# Task instructions
Return all the data below as it stands, minus the pictures.

# Recorded information

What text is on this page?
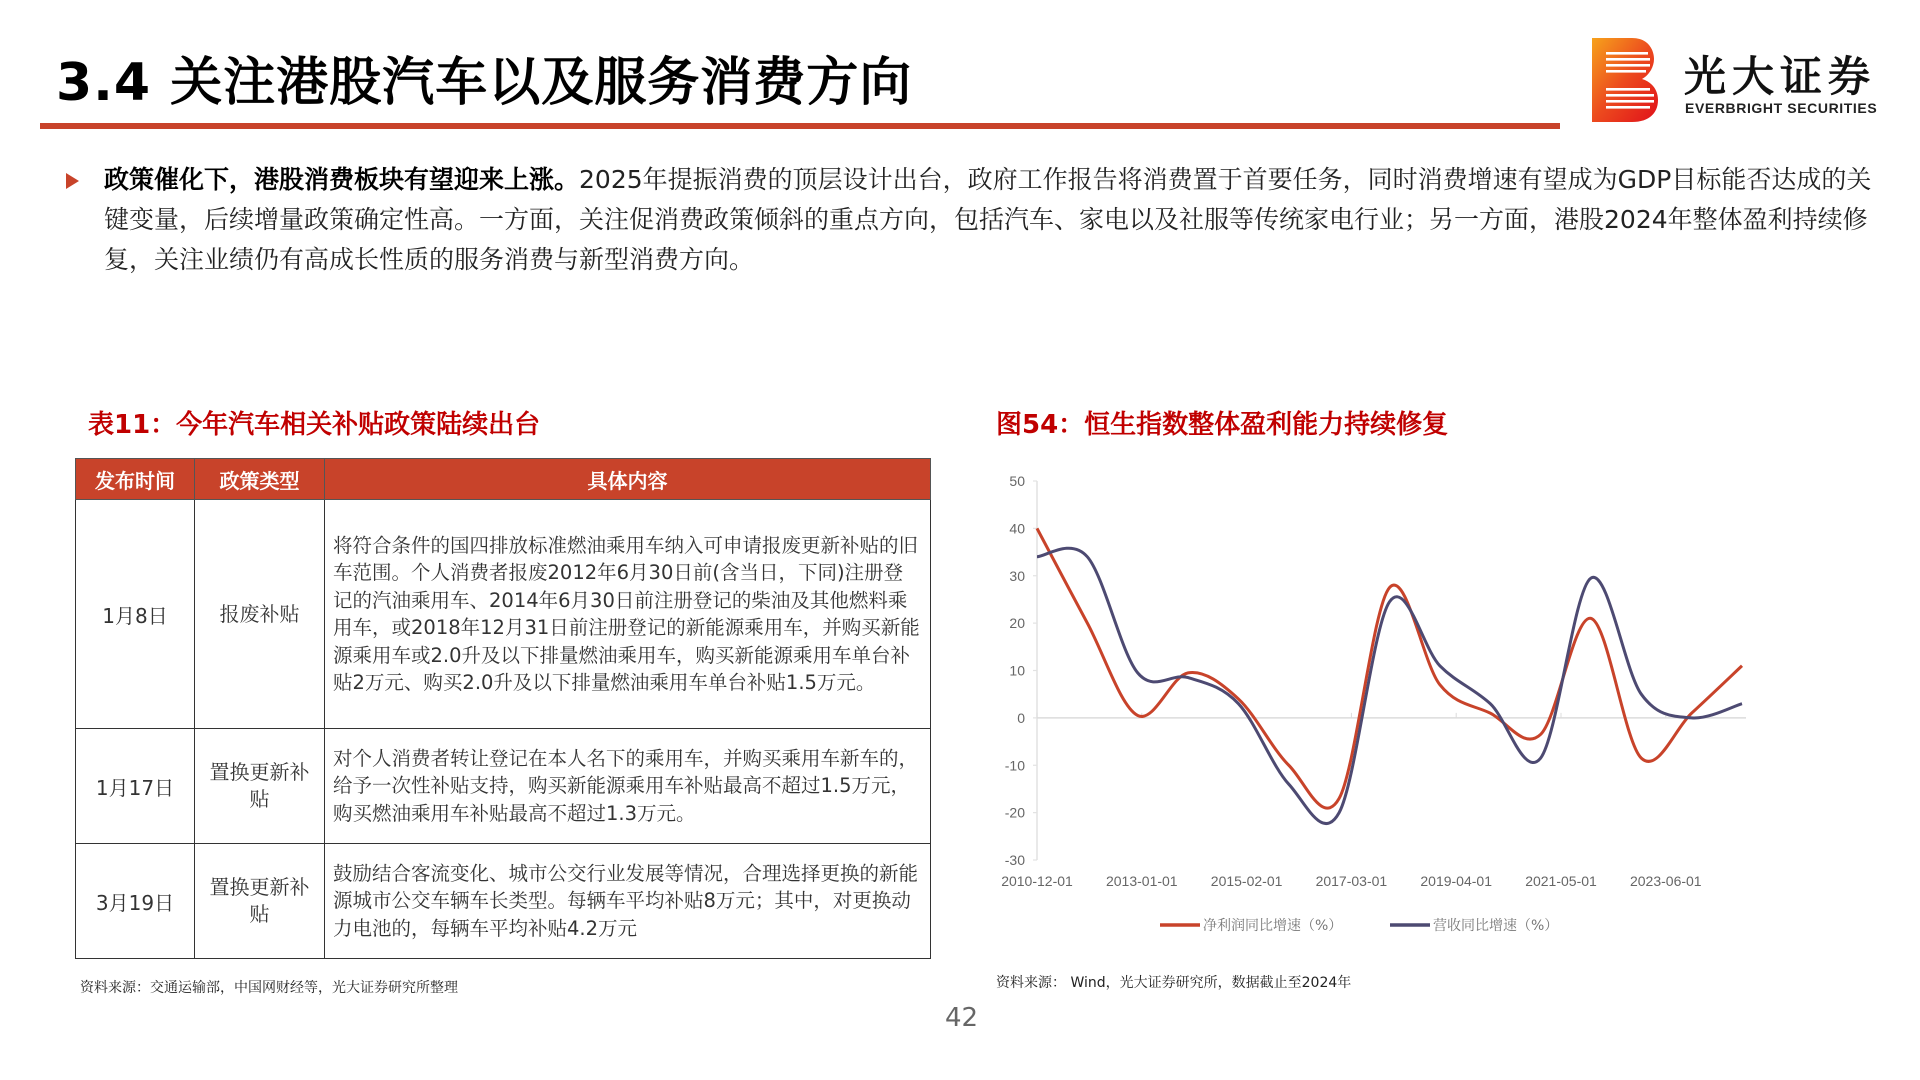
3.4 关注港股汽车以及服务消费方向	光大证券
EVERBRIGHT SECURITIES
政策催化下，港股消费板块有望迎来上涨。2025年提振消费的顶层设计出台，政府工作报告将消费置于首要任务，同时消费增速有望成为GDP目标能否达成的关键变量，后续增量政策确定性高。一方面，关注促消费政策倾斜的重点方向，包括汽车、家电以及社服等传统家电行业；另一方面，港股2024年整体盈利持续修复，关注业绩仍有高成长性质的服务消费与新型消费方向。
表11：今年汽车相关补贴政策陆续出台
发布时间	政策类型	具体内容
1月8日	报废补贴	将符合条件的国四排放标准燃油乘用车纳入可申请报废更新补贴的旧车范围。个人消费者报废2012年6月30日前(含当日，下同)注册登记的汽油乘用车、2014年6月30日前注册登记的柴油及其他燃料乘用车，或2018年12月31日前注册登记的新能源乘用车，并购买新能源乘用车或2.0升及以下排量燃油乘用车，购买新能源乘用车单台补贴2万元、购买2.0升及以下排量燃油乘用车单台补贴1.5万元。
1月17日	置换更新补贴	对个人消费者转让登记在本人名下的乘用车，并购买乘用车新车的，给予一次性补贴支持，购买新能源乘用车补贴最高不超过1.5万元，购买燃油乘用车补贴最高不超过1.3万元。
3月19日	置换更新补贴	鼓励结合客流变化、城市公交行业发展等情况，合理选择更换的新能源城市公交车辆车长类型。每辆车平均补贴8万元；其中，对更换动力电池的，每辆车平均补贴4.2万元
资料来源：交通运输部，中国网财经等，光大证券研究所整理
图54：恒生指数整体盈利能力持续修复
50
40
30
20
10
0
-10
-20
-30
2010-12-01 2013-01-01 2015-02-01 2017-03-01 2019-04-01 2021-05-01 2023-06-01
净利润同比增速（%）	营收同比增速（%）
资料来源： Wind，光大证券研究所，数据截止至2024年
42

# Exercise answer
What text is on this page?
3.4 关注港股汽车以及服务消费方向	光大证券
EVERBRIGHT SECURITIES
政策催化下，港股消费板块有望迎来上涨。2025年提振消费的顶层设计出台，政府工作报告将消费置于首要任务，同时消费增速有望成为GDP目标能否达成的关键变量，后续增量政策确定性高。一方面，关注促消费政策倾斜的重点方向，包括汽车、家电以及社服等传统家电行业；另一方面，港股2024年整体盈利持续修复，关注业绩仍有高成长性质的服务消费与新型消费方向。
表11：今年汽车相关补贴政策陆续出台
发布时间	政策类型	具体内容
1月8日	报废补贴	将符合条件的国四排放标准燃油乘用车纳入可申请报废更新补贴的旧车范围。个人消费者报废2012年6月30日前(含当日，下同)注册登记的汽油乘用车、2014年6月30日前注册登记的柴油及其他燃料乘用车，或2018年12月31日前注册登记的新能源乘用车，并购买新能源乘用车或2.0升及以下排量燃油乘用车，购买新能源乘用车单台补贴2万元、购买2.0升及以下排量燃油乘用车单台补贴1.5万元。
1月17日	置换更新补贴	对个人消费者转让登记在本人名下的乘用车，并购买乘用车新车的，给予一次性补贴支持，购买新能源乘用车补贴最高不超过1.5万元，购买燃油乘用车补贴最高不超过1.3万元。
3月19日	置换更新补贴	鼓励结合客流变化、城市公交行业发展等情况，合理选择更换的新能源城市公交车辆车长类型。每辆车平均补贴8万元；其中，对更换动力电池的，每辆车平均补贴4.2万元
资料来源：交通运输部，中国网财经等，光大证券研究所整理
图54：恒生指数整体盈利能力持续修复
50
40
30
20
10
0
-10
-20
-30
2010-12-01 2013-01-01 2015-02-01 2017-03-01 2019-04-01 2021-05-01 2023-06-01
净利润同比增速（%）	营收同比增速（%）
资料来源： Wind，光大证券研究所，数据截止至2024年
42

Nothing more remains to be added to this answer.